* **Records for processing**
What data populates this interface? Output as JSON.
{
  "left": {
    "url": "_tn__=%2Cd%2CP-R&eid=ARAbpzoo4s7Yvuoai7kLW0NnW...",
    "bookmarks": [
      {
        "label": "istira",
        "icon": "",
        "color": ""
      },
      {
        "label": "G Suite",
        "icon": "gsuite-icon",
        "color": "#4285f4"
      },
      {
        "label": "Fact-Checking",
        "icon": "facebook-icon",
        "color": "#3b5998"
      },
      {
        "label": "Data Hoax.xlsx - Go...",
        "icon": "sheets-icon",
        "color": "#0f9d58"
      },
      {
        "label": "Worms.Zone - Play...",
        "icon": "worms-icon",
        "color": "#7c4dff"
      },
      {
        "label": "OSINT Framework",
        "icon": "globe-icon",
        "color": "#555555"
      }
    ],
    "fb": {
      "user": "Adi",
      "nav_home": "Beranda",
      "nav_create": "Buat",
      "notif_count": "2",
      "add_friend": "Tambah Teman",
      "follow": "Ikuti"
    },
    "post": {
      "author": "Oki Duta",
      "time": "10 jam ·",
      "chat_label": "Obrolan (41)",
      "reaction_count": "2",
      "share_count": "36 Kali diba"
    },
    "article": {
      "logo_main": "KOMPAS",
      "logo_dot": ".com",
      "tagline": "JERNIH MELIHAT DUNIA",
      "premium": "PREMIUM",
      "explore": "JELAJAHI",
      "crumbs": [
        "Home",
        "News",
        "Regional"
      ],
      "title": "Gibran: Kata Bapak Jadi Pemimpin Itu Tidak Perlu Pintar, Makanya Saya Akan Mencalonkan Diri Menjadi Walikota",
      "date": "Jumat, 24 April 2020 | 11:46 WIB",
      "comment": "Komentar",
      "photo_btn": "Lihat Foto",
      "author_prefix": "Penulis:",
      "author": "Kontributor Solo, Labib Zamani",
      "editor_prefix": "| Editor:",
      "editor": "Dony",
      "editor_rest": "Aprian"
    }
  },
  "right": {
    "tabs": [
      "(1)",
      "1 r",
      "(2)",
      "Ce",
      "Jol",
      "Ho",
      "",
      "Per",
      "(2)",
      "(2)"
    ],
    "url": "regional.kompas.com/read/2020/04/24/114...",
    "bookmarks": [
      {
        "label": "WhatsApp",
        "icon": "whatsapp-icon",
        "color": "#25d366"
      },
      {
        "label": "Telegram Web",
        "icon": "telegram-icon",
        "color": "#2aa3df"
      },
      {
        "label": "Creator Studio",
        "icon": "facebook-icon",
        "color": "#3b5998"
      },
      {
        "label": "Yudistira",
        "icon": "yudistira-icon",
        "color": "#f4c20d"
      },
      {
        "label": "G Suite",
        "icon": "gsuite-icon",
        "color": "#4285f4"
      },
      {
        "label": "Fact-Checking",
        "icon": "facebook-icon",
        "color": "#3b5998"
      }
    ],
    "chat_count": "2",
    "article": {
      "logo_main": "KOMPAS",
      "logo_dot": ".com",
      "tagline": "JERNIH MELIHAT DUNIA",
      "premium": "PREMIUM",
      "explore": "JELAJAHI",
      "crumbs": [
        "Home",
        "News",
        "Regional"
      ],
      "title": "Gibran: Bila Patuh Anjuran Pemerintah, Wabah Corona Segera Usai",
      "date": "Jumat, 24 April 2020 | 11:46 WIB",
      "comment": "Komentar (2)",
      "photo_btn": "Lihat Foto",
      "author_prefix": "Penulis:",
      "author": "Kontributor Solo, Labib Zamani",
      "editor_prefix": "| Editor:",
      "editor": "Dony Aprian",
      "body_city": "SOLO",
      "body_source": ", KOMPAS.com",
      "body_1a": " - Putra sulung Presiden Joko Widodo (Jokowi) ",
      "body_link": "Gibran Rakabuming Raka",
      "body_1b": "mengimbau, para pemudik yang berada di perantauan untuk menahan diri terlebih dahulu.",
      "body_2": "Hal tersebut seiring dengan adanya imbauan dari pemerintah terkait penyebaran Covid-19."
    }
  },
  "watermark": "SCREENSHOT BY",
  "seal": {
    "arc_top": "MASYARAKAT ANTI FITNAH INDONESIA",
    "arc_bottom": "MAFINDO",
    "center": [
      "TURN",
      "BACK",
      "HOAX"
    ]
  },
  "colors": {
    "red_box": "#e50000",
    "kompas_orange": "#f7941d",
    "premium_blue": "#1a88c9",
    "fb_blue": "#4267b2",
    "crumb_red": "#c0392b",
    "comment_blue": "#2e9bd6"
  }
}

* **Exercise brief**
Please output the complete data exactly.

* **Output of the task**
What data populates this interface? Output as JSON.
{
  "left": {
    "url": "_tn__=%2Cd%2CP-R&eid=ARAbpzoo4s7Yvuoai7kLW0NnW...",
    "bookmarks": [
      {
        "label": "istira",
        "icon": "",
        "color": ""
      },
      {
        "label": "G Suite",
        "icon": "gsuite-icon",
        "color": "#4285f4"
      },
      {
        "label": "Fact-Checking",
        "icon": "facebook-icon",
        "color": "#3b5998"
      },
      {
        "label": "Data Hoax.xlsx - Go...",
        "icon": "sheets-icon",
        "color": "#0f9d58"
      },
      {
        "label": "Worms.Zone - Play...",
        "icon": "worms-icon",
        "color": "#7c4dff"
      },
      {
        "label": "OSINT Framework",
        "icon": "globe-icon",
        "color": "#555555"
      }
    ],
    "fb": {
      "user": "Adi",
      "nav_home": "Beranda",
      "nav_create": "Buat",
      "notif_count": "2",
      "add_friend": "Tambah Teman",
      "follow": "Ikuti"
    },
    "post": {
      "author": "Oki Duta",
      "time": "10 jam ·",
      "chat_label": "Obrolan (41)",
      "reaction_count": "2",
      "share_count": "36 Kali diba"
    },
    "article": {
      "logo_main": "KOMPAS",
      "logo_dot": ".com",
      "tagline": "JERNIH MELIHAT DUNIA",
      "premium": "PREMIUM",
      "explore": "JELAJAHI",
      "crumbs": [
        "Home",
        "News",
        "Regional"
      ],
      "title": "Gibran: Kata Bapak Jadi Pemimpin Itu Tidak Perlu Pintar, Makanya Saya Akan Mencalonkan Diri Menjadi Walikota",
      "date": "Jumat, 24 April 2020 | 11:46 WIB",
      "comment": "Komentar",
      "photo_btn": "Lihat Foto",
      "author_prefix": "Penulis:",
      "author": "Kontributor Solo, Labib Zamani",
      "editor_prefix": "| Editor:",
      "editor": "Dony",
      "editor_rest": "Aprian"
    }
  },
  "right": {
    "tabs": [
      "(1)",
      "1 r",
      "(2)",
      "Ce",
      "Jol",
      "Ho",
      "",
      "Per",
      "(2)",
      "(2)"
    ],
    "url": "regional.kompas.com/read/2020/04/24/114...",
    "bookmarks": [
      {
        "label": "WhatsApp",
        "icon": "whatsapp-icon",
        "color": "#25d366"
      },
      {
        "label": "Telegram Web",
        "icon": "telegram-icon",
        "color": "#2aa3df"
      },
      {
        "label": "Creator Studio",
        "icon": "facebook-icon",
        "color": "#3b5998"
      },
      {
        "label": "Yudistira",
        "icon": "yudistira-icon",
        "color": "#f4c20d"
      },
      {
        "label": "G Suite",
        "icon": "gsuite-icon",
        "color": "#4285f4"
      },
      {
        "label": "Fact-Checking",
        "icon": "facebook-icon",
        "color": "#3b5998"
      }
    ],
    "chat_count": "2",
    "article": {
      "logo_main": "KOMPAS",
      "logo_dot": ".com",
      "tagline": "JERNIH MELIHAT DUNIA",
      "premium": "PREMIUM",
      "explore": "JELAJAHI",
      "crumbs": [
        "Home",
        "News",
        "Regional"
      ],
      "title": "Gibran: Bila Patuh Anjuran Pemerintah, Wabah Corona Segera Usai",
      "date": "Jumat, 24 April 2020 | 11:46 WIB",
      "comment": "Komentar (2)",
      "photo_btn": "Lihat Foto",
      "author_prefix": "Penulis:",
      "author": "Kontributor Solo, Labib Zamani",
      "editor_prefix": "| Editor:",
      "editor": "Dony Aprian",
      "body_city": "SOLO",
      "body_source": ", KOMPAS.com",
      "body_1a": " - Putra sulung Presiden Joko Widodo (Jokowi) ",
      "body_link": "Gibran Rakabuming Raka",
      "body_1b": "mengimbau, para pemudik yang berada di perantauan untuk menahan diri terlebih dahulu.",
      "body_2": "Hal tersebut seiring dengan adanya imbauan dari pemerintah terkait penyebaran Covid-19."
    }
  },
  "watermark": "SCREENSHOT BY",
  "seal": {
    "arc_top": "MASYARAKAT ANTI FITNAH INDONESIA",
    "arc_bottom": "MAFINDO",
    "center": [
      "TURN",
      "BACK",
      "HOAX"
    ]
  },
  "colors": {
    "red_box": "#e50000",
    "kompas_orange": "#f7941d",
    "premium_blue": "#1a88c9",
    "fb_blue": "#4267b2",
    "crumb_red": "#c0392b",
    "comment_blue": "#2e9bd6"
  }
}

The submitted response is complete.